[start EXERCISE INPUT]

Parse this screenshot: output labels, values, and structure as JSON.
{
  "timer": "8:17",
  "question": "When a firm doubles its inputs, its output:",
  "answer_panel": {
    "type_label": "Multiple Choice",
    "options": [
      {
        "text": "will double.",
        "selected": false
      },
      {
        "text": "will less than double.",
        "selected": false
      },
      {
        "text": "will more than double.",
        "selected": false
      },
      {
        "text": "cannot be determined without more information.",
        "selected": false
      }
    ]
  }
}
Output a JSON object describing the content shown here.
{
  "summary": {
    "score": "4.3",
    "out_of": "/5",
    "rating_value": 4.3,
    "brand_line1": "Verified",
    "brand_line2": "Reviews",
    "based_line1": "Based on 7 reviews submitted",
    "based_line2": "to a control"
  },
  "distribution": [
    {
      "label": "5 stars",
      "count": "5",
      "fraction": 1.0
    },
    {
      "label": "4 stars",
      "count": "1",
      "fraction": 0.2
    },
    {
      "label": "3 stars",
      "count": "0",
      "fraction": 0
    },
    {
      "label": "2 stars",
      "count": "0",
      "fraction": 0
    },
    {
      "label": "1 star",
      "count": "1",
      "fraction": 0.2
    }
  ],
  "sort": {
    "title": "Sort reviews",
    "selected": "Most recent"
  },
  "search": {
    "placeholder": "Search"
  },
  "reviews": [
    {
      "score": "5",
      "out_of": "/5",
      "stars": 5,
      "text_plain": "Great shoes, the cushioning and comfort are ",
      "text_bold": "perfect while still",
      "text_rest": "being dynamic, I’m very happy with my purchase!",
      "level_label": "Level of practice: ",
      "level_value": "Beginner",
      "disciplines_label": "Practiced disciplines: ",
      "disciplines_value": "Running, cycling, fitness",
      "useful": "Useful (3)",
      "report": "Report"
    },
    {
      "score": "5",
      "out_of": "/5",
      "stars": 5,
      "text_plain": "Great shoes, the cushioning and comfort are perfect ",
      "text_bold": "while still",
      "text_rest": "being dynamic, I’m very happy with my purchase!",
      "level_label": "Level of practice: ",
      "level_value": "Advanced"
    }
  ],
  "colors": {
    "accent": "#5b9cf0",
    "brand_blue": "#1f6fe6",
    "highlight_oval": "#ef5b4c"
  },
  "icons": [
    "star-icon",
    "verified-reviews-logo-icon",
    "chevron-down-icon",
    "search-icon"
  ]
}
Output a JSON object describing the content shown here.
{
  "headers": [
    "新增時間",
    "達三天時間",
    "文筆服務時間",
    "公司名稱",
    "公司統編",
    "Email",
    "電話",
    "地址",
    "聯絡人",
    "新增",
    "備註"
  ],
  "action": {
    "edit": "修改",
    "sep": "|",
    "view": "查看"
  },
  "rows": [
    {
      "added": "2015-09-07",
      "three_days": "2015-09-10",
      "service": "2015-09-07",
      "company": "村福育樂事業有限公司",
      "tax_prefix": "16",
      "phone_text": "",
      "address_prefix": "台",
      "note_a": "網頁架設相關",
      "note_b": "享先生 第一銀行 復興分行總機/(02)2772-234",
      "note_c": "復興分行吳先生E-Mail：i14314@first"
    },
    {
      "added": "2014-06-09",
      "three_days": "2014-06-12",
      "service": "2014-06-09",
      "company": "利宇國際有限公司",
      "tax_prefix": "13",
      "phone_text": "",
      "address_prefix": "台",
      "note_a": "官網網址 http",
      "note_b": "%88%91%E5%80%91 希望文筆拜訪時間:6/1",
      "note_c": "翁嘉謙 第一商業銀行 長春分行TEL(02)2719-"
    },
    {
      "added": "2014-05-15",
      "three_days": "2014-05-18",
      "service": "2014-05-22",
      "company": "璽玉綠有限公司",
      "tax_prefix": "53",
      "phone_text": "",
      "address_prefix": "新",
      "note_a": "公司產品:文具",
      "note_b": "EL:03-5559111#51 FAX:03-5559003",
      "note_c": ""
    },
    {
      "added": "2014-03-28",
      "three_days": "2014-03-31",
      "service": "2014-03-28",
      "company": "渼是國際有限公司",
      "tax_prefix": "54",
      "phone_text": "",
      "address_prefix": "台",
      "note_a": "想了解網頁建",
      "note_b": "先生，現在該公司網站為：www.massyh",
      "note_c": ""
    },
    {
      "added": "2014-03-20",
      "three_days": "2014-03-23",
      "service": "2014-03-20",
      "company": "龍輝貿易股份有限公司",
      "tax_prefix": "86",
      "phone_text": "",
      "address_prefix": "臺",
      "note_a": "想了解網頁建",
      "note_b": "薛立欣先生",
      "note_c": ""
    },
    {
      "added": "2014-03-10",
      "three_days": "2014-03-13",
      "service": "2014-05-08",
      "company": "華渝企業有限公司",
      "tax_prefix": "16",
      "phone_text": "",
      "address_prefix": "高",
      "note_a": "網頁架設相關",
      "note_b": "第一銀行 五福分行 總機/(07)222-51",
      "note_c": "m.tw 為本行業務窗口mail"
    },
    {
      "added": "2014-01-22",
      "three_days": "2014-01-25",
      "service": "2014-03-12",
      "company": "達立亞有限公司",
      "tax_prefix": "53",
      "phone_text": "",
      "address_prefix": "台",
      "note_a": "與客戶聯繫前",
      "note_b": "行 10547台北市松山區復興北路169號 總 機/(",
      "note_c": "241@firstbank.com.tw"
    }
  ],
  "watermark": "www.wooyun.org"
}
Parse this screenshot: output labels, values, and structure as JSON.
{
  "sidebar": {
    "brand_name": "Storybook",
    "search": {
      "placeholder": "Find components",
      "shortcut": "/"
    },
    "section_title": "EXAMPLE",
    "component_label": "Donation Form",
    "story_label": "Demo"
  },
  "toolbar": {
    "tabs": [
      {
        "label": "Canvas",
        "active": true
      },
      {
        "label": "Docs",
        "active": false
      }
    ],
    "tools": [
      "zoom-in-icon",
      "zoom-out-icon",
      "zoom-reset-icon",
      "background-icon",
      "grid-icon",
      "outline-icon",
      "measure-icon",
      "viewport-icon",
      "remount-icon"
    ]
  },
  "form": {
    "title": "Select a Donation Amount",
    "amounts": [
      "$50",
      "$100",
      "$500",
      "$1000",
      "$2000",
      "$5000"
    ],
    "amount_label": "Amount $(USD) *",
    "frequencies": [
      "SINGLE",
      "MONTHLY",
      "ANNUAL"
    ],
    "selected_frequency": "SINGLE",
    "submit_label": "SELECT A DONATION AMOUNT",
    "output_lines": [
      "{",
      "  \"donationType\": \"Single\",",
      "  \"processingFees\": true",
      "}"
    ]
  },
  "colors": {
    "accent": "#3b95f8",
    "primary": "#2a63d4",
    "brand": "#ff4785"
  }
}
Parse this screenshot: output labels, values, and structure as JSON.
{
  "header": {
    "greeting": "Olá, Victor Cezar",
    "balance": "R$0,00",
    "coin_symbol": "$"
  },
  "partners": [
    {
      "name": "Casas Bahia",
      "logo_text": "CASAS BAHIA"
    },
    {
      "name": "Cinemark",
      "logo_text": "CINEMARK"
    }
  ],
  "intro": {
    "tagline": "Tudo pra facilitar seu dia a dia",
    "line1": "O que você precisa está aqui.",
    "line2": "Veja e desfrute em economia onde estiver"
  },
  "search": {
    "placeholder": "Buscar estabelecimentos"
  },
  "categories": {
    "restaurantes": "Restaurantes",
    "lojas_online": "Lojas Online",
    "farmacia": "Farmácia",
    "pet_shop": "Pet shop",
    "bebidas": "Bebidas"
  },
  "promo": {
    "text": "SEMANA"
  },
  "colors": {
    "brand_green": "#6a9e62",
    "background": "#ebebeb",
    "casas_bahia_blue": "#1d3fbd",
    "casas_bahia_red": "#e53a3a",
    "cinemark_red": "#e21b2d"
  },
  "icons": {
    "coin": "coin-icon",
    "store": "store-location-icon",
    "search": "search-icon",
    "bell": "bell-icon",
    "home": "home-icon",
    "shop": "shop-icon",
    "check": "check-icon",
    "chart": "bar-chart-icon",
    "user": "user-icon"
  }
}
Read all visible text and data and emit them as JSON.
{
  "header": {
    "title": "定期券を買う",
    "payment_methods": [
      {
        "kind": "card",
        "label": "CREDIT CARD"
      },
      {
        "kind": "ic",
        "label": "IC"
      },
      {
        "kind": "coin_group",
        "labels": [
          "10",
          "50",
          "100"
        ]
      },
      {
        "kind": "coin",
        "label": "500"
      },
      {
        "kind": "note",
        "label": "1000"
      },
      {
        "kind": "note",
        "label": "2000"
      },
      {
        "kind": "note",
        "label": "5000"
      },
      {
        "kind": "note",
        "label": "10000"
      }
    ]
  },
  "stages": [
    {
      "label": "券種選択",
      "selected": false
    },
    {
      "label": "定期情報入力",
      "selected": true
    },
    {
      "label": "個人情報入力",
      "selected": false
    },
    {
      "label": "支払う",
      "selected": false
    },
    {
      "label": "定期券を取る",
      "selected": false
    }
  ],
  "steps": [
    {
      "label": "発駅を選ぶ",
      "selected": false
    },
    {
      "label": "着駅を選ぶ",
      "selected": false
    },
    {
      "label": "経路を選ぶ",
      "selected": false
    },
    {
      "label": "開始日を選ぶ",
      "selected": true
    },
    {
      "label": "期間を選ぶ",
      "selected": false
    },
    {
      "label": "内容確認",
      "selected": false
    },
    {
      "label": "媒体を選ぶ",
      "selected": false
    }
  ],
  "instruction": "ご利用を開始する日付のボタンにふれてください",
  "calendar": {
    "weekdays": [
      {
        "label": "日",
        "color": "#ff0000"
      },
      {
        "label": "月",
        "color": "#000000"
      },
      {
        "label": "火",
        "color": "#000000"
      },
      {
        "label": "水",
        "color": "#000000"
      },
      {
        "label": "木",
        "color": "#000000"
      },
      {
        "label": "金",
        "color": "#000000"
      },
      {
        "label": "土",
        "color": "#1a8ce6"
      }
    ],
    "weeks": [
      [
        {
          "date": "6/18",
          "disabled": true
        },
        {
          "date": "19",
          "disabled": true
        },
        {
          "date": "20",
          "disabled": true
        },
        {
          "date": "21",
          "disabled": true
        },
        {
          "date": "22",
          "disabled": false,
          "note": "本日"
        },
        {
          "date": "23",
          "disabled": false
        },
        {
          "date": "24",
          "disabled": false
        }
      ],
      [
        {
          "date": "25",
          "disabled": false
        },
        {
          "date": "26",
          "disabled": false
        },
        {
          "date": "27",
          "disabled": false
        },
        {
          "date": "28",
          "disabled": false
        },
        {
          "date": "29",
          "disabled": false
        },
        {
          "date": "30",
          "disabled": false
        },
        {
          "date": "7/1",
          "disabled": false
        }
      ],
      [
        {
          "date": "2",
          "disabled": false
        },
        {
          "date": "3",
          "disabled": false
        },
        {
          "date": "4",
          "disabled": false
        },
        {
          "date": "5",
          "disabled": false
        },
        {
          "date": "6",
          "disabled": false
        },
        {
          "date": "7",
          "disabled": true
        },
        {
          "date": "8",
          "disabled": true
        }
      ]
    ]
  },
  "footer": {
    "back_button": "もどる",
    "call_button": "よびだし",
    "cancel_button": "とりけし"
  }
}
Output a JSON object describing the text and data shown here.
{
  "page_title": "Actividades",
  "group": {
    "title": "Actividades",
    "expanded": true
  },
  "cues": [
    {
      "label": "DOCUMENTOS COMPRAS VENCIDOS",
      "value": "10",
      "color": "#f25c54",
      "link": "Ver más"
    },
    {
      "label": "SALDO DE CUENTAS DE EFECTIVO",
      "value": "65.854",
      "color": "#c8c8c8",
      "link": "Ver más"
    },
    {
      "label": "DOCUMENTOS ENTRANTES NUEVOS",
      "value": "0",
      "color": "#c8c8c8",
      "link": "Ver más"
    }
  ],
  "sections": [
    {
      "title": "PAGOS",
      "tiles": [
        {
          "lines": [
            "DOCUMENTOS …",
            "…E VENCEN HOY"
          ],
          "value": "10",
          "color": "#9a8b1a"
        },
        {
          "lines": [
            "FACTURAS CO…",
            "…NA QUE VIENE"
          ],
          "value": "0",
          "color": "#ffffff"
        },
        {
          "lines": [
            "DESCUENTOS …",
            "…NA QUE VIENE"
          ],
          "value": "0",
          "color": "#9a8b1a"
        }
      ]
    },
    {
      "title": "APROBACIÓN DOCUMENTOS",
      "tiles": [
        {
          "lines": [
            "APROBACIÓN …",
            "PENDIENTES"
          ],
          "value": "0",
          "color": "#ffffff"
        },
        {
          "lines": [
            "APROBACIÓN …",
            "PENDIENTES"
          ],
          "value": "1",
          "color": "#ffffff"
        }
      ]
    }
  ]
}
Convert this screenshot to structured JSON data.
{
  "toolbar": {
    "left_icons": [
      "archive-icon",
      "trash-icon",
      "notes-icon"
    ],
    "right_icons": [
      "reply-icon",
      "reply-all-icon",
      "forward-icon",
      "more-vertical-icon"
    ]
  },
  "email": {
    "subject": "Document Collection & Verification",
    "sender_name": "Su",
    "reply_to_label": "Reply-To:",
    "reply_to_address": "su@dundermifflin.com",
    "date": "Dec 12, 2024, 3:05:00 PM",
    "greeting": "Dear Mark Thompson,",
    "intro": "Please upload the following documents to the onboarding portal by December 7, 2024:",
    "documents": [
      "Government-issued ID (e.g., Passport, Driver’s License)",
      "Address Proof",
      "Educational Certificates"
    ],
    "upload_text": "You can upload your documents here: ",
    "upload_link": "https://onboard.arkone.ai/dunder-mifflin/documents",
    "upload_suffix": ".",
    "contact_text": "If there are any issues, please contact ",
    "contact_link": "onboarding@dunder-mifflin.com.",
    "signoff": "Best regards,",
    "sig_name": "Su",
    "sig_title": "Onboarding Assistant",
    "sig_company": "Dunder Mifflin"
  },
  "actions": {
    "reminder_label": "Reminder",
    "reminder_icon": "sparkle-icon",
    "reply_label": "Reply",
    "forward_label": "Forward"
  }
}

[end EXERCISE INPUT]

**WHAT IS NEEDED:** Copy every line of the listing that contains the word "service".

**EXERCISE RESPONSE:**
      "service": "2015-09-07",
      "service": "2014-06-09",
      "service": "2014-05-22",
      "service": "2014-03-28",
      "service": "2014-03-20",
      "service": "2014-05-08",
      "service": "2014-03-12",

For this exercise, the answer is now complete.